Passage provided ::
I, David Russell Robinson, President and Chief Executive Officer, certify that:

1. I have reviewed the interim filings (as this term is defined in Multilateral
Instrument 52-109 Certification of Disclosure in Issuers' Annual and Interim
Filings) of Forum Energy Corporation, (the issuer) for the interim period ending
June 30th 2004;

2. Based on my knowledge, the interim filings do not contain any untrue
statement of a material fact or omit to state a material fact required to be
stated or that is necessary to make a statement not misleading in light of the
circumstances under which it was made, with respect to the period covered by the
interim filings;

3. Based on my knowledge, the interim financial statements together with the
other financial information included in the interim filings fairly present in
all material respects the financial condition, results of operations and cash
flows of the issuer, as of the date and for the periods presented in the interim
filings;

4. The issuer's other certifying officers and I are responsible for establishing
and maintaining disclosure controls and procedures and internal control over
financial reporting for the issuer, and we have:

(a) designed such disclosure controls and procedures, or caused them to be
designed under our supervision, to provide reasonable assurance that material
information relating to the issuer, including its consolidated subsidiaries, is
made known to us by others within those entities, particularly during the period
in which the interim filings are being prepared; and

(b) designed such internal control over financial reporting, or caused it to be
designed under our supervision, to provide reasonable assurance regarding the
reliability of financial reporting and the preparation of financial statements
for external purposes in accordance with the issuer's GAAP; and

5. I have caused the issuer to disclose in the interim MD&A any change in the
issuer's internal control over financial reporting that occurred during the
issuer's most recent interim period that has materially affected, or is
reasonably likely to materially affect, the issuer's internal control over
financial reporting.

Problem set ::
a. Copy the certification text from the words "(b) designed such" through "financial reporting.", renaming "supervision" to "oversight".
b. According to the certification text, on what date does the interim period covered by the filings end?
These lines have no connection to the certification text.

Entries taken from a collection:
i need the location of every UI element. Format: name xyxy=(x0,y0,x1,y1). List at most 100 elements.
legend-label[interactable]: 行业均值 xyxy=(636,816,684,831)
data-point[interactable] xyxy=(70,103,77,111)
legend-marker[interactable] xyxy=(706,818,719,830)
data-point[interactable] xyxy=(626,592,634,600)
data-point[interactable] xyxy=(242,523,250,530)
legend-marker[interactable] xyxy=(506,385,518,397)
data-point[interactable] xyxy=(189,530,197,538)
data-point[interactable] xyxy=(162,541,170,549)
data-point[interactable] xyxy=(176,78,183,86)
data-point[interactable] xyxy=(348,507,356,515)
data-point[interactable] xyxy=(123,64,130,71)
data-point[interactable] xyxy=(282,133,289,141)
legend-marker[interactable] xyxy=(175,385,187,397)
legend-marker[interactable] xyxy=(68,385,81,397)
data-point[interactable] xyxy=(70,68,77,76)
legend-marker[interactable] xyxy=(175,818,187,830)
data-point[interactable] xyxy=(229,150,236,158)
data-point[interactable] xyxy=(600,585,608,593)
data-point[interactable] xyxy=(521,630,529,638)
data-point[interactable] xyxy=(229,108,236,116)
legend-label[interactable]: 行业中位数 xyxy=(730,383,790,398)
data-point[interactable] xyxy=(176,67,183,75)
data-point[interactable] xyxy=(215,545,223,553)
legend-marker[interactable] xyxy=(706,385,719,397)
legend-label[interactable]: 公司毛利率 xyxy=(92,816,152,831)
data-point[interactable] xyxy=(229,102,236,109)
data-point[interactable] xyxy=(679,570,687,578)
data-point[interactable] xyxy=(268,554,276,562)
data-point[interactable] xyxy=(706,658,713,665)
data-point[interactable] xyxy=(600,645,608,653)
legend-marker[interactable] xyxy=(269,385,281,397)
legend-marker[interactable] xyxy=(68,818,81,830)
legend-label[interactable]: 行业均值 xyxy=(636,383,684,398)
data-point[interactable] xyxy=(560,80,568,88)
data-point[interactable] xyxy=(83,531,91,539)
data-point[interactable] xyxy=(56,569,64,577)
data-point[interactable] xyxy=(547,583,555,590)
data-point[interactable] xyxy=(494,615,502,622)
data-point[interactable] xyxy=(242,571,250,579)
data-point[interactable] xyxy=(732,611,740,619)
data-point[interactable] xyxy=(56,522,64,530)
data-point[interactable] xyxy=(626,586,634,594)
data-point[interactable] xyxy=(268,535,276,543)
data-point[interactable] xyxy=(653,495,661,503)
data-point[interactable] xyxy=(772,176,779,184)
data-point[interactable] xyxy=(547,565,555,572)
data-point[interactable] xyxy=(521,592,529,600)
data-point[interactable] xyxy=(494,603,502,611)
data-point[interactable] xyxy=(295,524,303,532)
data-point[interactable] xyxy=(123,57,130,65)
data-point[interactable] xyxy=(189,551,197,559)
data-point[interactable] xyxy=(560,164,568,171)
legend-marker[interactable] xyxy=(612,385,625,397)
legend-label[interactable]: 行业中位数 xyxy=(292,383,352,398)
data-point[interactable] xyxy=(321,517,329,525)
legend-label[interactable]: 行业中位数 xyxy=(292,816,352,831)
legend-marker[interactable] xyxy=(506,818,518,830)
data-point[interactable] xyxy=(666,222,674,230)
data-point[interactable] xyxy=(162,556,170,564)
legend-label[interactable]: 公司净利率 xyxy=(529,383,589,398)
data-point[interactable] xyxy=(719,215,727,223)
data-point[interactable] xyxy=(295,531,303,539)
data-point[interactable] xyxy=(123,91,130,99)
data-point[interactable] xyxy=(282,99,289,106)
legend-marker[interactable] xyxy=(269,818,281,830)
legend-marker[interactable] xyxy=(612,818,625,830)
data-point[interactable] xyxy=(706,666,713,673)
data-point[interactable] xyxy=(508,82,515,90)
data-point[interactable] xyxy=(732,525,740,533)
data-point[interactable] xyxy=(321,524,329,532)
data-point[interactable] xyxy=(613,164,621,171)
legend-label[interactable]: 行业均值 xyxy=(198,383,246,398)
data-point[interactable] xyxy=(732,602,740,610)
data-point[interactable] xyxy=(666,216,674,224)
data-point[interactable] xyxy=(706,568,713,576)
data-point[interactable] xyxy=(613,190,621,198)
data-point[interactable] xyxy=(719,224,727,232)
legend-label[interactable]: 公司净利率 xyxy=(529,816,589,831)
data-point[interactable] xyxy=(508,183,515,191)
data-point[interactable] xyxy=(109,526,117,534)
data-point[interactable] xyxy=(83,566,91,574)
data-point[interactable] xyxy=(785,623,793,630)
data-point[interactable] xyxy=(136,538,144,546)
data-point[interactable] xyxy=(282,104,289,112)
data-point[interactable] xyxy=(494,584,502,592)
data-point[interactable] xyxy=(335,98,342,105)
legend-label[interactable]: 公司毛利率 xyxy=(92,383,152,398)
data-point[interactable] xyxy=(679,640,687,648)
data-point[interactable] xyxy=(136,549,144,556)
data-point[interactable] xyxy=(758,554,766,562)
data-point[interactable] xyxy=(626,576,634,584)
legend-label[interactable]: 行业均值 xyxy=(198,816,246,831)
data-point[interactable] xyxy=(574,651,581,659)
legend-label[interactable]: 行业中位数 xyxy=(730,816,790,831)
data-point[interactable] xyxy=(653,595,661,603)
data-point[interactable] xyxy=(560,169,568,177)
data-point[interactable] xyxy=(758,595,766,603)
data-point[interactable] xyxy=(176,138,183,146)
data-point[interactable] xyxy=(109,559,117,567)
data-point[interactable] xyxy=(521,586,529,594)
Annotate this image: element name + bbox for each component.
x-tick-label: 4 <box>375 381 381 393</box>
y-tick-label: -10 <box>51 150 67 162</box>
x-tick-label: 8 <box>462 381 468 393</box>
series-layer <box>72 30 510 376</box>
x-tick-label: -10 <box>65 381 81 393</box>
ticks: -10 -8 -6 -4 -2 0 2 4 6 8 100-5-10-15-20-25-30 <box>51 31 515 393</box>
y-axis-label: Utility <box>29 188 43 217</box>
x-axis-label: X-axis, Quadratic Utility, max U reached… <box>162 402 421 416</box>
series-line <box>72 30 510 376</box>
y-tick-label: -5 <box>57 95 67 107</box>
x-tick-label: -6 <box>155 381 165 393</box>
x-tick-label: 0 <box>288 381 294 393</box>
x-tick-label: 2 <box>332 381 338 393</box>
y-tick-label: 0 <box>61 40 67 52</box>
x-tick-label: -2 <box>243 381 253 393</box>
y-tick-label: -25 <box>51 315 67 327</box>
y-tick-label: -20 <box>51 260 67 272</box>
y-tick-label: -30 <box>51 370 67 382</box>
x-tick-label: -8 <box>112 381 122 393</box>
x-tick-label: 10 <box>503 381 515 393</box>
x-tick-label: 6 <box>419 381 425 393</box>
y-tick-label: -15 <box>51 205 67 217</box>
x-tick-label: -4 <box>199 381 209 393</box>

Results for the exercise ::
a.
(b) designed such internal control over financial reporting, or caused it to be
designed under our oversight, to provide reasonable assurance regarding the
reliability of financial reporting and the preparation of financial statements
for external purposes in accordance with the issuer's GAAP; and

5. I have caused the issuer to disclose in the interim MD&A any change in the
issuer's internal control over financial reporting that occurred during the
issuer's most recent interim period that has materially affected, or is
reasonably likely to materially affect, the issuer's internal control over
financial reporting.

b. June 30th 2004